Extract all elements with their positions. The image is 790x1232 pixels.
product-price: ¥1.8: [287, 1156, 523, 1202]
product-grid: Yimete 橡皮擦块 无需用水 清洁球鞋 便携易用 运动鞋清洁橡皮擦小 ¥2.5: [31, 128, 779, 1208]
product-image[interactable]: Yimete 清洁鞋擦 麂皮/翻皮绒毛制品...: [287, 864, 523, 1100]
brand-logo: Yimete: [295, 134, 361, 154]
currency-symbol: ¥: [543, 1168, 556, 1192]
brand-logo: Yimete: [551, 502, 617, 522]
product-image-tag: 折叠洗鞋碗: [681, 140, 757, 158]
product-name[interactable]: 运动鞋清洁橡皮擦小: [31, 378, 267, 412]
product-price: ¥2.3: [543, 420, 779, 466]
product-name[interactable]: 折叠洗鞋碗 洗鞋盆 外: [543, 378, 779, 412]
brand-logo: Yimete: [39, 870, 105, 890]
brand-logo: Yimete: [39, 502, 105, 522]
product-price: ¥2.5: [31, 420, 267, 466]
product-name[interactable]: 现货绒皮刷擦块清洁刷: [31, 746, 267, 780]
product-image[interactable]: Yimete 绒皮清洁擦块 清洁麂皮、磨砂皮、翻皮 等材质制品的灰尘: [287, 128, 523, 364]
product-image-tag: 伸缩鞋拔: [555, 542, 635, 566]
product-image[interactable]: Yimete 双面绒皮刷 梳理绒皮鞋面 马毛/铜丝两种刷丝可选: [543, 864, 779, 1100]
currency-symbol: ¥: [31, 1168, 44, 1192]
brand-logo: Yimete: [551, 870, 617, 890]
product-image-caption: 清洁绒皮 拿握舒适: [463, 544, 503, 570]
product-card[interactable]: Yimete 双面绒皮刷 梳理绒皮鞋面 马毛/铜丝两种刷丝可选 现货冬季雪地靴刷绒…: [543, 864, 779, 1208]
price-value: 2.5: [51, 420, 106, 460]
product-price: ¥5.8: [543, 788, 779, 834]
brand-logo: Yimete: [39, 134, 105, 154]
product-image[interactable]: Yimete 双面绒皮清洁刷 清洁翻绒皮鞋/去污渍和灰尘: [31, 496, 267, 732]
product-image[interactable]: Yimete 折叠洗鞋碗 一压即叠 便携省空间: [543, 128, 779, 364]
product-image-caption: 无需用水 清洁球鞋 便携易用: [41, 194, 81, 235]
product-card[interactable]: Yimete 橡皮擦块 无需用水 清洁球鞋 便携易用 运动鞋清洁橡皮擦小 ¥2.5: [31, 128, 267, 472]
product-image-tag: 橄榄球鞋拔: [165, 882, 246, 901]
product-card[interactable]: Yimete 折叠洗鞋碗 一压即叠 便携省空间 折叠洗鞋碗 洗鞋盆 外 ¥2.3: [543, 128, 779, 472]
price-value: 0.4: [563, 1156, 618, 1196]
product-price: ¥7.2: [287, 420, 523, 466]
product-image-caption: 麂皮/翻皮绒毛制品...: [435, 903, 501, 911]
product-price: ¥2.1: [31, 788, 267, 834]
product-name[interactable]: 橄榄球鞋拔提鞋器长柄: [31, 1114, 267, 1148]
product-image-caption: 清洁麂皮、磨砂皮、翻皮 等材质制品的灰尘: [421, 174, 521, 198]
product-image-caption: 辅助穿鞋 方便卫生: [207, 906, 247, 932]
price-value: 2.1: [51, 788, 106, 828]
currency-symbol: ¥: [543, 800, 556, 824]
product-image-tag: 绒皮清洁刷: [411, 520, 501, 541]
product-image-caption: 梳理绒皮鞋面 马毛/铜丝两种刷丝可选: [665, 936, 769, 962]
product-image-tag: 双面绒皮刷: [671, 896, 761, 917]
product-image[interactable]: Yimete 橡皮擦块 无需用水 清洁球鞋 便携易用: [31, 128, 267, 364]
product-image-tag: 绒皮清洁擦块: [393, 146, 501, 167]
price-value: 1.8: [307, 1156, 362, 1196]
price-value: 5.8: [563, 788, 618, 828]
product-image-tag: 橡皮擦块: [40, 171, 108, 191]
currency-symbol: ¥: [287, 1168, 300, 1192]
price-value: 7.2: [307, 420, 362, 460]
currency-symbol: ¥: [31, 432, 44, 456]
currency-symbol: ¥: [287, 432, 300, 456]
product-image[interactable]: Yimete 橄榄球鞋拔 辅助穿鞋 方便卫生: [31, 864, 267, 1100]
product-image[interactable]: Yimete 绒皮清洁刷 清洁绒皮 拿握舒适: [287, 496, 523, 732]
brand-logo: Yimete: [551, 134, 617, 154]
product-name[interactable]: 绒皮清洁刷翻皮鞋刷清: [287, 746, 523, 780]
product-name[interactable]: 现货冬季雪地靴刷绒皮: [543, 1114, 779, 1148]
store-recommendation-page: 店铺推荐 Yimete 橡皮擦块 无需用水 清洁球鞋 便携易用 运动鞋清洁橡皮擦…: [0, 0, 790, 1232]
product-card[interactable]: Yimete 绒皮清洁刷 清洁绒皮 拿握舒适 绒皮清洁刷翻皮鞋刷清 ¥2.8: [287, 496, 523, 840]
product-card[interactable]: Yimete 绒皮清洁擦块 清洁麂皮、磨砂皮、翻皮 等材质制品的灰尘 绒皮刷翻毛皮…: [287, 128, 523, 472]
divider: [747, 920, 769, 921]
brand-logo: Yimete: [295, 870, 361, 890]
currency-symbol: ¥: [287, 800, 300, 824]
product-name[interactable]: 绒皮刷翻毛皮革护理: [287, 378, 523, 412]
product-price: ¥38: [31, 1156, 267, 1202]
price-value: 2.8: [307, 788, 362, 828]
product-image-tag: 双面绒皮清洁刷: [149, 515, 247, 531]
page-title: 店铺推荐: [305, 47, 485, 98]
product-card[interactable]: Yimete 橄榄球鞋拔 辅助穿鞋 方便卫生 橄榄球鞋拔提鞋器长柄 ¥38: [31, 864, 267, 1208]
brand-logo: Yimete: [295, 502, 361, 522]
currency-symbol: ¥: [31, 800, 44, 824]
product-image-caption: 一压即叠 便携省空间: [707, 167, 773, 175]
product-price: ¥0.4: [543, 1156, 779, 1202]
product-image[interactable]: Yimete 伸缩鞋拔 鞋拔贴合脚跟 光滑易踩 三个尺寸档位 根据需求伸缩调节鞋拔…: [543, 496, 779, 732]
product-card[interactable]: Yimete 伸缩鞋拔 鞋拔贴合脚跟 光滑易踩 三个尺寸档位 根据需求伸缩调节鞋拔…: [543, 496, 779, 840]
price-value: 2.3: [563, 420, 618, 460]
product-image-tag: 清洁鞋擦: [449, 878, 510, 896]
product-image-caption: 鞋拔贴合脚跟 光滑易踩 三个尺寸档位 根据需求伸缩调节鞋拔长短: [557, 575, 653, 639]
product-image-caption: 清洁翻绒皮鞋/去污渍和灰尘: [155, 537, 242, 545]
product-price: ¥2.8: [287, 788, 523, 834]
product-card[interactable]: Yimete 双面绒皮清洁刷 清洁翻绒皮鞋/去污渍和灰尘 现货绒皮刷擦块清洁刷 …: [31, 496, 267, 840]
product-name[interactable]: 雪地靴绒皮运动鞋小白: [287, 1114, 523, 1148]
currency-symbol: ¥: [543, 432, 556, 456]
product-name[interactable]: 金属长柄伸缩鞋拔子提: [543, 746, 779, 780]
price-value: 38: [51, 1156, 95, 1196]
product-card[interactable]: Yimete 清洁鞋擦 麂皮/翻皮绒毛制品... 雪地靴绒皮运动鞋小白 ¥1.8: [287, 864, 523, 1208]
#####
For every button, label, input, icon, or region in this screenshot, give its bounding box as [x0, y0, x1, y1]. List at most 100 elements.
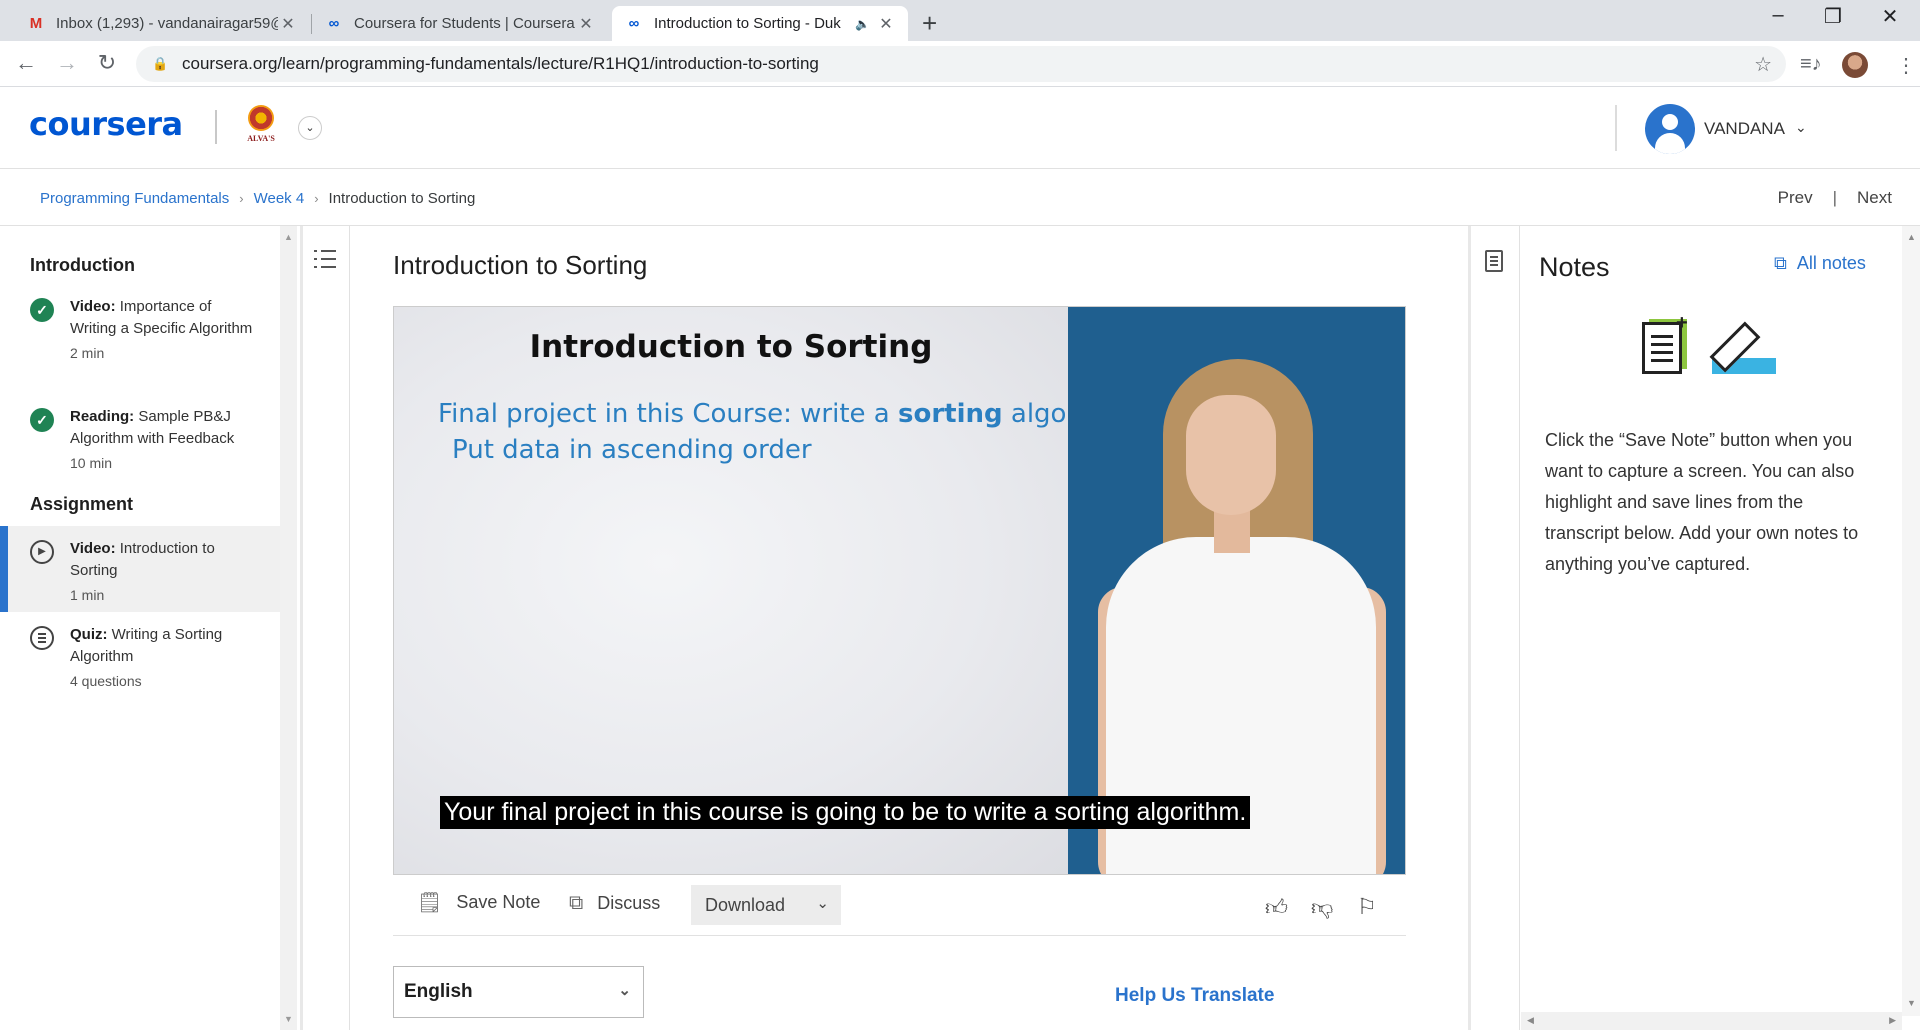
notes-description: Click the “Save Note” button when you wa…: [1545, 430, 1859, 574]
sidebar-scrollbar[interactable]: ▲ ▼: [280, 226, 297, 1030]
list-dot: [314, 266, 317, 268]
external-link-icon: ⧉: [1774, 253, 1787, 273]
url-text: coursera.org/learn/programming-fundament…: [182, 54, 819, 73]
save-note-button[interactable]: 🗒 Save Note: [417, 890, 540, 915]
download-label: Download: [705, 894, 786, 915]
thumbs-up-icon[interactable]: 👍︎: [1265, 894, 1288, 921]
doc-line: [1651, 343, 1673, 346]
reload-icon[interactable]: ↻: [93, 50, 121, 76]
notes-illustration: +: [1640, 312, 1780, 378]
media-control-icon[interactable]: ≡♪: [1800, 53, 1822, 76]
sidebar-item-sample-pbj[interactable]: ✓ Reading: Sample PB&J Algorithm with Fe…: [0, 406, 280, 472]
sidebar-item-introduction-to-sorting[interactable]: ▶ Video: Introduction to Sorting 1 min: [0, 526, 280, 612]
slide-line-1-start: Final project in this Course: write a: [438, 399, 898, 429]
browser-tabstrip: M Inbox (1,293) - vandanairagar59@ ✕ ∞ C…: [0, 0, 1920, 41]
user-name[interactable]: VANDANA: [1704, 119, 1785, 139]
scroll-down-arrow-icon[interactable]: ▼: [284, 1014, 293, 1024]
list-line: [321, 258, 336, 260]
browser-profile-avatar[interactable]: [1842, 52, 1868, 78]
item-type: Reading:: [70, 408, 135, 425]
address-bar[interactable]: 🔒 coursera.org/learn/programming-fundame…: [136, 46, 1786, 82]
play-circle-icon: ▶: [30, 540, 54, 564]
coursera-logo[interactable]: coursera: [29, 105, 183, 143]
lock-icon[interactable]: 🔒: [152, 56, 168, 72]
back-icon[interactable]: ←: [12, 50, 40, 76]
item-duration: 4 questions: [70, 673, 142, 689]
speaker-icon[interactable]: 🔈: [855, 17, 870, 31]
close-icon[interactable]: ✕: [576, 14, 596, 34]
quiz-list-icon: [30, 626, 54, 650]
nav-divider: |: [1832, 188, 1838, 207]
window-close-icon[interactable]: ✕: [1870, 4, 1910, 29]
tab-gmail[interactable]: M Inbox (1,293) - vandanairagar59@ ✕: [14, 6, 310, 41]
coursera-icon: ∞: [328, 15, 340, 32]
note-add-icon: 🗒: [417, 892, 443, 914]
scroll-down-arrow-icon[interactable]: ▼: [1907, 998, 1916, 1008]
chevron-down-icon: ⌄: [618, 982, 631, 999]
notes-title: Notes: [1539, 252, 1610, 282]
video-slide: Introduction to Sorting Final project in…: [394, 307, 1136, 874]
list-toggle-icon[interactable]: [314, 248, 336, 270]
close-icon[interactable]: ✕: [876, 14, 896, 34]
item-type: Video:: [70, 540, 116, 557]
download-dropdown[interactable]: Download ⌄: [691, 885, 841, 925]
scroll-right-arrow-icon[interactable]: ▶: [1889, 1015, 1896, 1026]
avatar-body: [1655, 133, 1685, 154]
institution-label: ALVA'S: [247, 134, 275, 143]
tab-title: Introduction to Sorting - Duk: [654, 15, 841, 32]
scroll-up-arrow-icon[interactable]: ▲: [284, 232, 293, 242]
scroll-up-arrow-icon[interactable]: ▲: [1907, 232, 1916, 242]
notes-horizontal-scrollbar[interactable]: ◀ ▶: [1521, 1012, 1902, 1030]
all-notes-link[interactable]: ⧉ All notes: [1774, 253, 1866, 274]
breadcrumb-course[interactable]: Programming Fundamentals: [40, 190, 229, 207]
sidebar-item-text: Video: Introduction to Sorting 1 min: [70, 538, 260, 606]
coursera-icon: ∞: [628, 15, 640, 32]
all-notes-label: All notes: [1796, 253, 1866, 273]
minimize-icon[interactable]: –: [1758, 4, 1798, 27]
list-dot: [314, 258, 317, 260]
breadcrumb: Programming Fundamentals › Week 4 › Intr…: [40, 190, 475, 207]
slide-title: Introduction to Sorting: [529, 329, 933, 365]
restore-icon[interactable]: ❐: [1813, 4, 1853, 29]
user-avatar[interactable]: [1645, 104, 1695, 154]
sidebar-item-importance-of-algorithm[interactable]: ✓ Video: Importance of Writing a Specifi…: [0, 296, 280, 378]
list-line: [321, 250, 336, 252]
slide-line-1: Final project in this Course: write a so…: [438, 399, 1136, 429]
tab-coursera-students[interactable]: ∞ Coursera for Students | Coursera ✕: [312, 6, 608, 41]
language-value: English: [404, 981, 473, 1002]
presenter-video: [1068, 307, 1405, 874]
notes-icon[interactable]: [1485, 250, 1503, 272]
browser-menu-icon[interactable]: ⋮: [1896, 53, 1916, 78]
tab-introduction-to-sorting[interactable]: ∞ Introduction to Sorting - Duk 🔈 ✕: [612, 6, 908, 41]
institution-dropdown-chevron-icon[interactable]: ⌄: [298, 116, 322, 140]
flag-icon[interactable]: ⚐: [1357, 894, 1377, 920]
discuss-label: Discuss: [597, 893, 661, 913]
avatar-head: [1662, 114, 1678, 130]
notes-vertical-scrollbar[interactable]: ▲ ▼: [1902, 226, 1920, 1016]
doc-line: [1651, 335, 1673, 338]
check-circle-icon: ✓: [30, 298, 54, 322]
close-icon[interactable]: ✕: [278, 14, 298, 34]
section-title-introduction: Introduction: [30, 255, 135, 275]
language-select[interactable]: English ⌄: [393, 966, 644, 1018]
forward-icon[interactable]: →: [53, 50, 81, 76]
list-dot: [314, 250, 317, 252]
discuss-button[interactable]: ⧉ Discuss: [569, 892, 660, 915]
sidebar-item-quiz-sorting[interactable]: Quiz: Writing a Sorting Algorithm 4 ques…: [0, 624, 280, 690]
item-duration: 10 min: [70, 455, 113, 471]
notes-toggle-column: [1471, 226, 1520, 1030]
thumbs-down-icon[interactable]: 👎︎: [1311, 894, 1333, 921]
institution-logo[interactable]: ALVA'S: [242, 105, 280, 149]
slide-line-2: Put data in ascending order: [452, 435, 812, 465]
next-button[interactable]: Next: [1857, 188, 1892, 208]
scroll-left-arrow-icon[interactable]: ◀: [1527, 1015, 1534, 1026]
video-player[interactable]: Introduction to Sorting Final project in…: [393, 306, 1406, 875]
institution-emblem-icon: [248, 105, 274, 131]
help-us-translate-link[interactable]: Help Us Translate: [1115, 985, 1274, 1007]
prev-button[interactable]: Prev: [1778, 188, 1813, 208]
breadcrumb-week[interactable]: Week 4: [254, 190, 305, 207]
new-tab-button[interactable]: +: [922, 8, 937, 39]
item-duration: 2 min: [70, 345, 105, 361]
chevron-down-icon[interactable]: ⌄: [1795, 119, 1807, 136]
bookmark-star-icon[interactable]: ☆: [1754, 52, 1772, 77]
#####
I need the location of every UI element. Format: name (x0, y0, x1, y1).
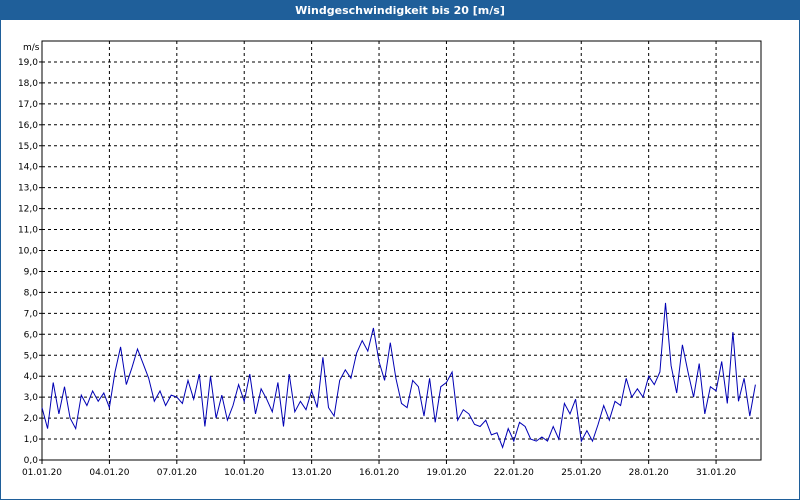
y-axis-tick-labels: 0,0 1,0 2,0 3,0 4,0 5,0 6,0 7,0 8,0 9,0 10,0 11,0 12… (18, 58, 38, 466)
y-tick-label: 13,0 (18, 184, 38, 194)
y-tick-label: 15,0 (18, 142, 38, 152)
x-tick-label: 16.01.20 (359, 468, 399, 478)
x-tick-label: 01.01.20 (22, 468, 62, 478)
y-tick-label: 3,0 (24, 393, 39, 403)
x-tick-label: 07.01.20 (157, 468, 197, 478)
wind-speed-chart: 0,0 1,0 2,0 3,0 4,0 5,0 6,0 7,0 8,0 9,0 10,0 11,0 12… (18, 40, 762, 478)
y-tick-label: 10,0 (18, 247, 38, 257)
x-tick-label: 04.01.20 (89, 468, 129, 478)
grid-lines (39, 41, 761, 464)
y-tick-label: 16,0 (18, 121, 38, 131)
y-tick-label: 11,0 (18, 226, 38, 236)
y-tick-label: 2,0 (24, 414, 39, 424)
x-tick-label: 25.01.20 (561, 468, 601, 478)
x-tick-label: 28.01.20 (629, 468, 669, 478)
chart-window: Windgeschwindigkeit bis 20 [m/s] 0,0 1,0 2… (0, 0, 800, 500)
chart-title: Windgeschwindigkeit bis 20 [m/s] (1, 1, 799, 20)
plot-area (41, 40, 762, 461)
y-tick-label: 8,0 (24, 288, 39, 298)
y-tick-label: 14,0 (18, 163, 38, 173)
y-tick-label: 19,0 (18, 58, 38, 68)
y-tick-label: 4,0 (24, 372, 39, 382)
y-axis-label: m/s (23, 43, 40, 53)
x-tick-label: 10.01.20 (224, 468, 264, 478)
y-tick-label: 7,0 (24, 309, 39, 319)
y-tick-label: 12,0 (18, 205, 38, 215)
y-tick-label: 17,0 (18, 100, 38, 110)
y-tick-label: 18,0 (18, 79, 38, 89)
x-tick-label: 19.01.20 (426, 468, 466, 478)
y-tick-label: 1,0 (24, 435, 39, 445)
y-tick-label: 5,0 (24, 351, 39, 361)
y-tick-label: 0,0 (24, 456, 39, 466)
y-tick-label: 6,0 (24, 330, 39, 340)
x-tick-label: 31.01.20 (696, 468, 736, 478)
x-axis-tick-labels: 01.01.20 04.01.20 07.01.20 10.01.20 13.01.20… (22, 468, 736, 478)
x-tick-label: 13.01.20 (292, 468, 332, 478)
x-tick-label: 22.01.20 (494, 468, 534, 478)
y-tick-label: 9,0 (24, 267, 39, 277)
#####
| Directive |
Copy out the lines from the one containing "Extract all elements" down to the one containing "product-image-tag: 绒皮清洁刷: [411, 520, 501, 541]", both included.

| Solution |
Extract all elements with their positions. The image is 790x1232 pixels.
product-price: ¥1.8: [287, 1156, 523, 1202]
product-grid: Yimete 橡皮擦块 无需用水 清洁球鞋 便携易用 运动鞋清洁橡皮擦小 ¥2.5: [31, 128, 779, 1208]
product-image[interactable]: Yimete 清洁鞋擦 麂皮/翻皮绒毛制品...: [287, 864, 523, 1100]
brand-logo: Yimete: [295, 134, 361, 154]
currency-symbol: ¥: [543, 1168, 556, 1192]
brand-logo: Yimete: [551, 502, 617, 522]
product-image-tag: 折叠洗鞋碗: [681, 140, 757, 158]
product-name[interactable]: 运动鞋清洁橡皮擦小: [31, 378, 267, 412]
product-price: ¥2.3: [543, 420, 779, 466]
product-name[interactable]: 折叠洗鞋碗 洗鞋盆 外: [543, 378, 779, 412]
brand-logo: Yimete: [39, 870, 105, 890]
brand-logo: Yimete: [39, 502, 105, 522]
product-price: ¥2.5: [31, 420, 267, 466]
product-name[interactable]: 现货绒皮刷擦块清洁刷: [31, 746, 267, 780]
product-image[interactable]: Yimete 绒皮清洁擦块 清洁麂皮、磨砂皮、翻皮 等材质制品的灰尘: [287, 128, 523, 364]
product-image-tag: 伸缩鞋拔: [555, 542, 635, 566]
product-image[interactable]: Yimete 双面绒皮刷 梳理绒皮鞋面 马毛/铜丝两种刷丝可选: [543, 864, 779, 1100]
currency-symbol: ¥: [31, 1168, 44, 1192]
brand-logo: Yimete: [551, 870, 617, 890]
product-image-caption: 清洁绒皮 拿握舒适: [463, 544, 503, 570]
product-card[interactable]: Yimete 双面绒皮刷 梳理绒皮鞋面 马毛/铜丝两种刷丝可选 现货冬季雪地靴刷绒…: [543, 864, 779, 1208]
price-value: 2.5: [51, 420, 106, 460]
product-price: ¥5.8: [543, 788, 779, 834]
brand-logo: Yimete: [39, 134, 105, 154]
product-image[interactable]: Yimete 双面绒皮清洁刷 清洁翻绒皮鞋/去污渍和灰尘: [31, 496, 267, 732]
product-image[interactable]: Yimete 折叠洗鞋碗 一压即叠 便携省空间: [543, 128, 779, 364]
product-image-caption: 无需用水 清洁球鞋 便携易用: [41, 194, 81, 235]
product-card[interactable]: Yimete 橡皮擦块 无需用水 清洁球鞋 便携易用 运动鞋清洁橡皮擦小 ¥2.5: [31, 128, 267, 472]
product-image-tag: 橄榄球鞋拔: [165, 882, 246, 901]
product-card[interactable]: Yimete 折叠洗鞋碗 一压即叠 便携省空间 折叠洗鞋碗 洗鞋盆 外 ¥2.3: [543, 128, 779, 472]
price-value: 0.4: [563, 1156, 618, 1196]
product-price: ¥7.2: [287, 420, 523, 466]
product-image-caption: 麂皮/翻皮绒毛制品...: [435, 903, 501, 911]
product-price: ¥2.1: [31, 788, 267, 834]
product-name[interactable]: 橄榄球鞋拔提鞋器长柄: [31, 1114, 267, 1148]
product-image-caption: 清洁麂皮、磨砂皮、翻皮 等材质制品的灰尘: [421, 174, 521, 198]
product-image-caption: 辅助穿鞋 方便卫生: [207, 906, 247, 932]
price-value: 2.1: [51, 788, 106, 828]
currency-symbol: ¥: [543, 800, 556, 824]
product-image-tag: 绒皮清洁刷: [411, 520, 501, 541]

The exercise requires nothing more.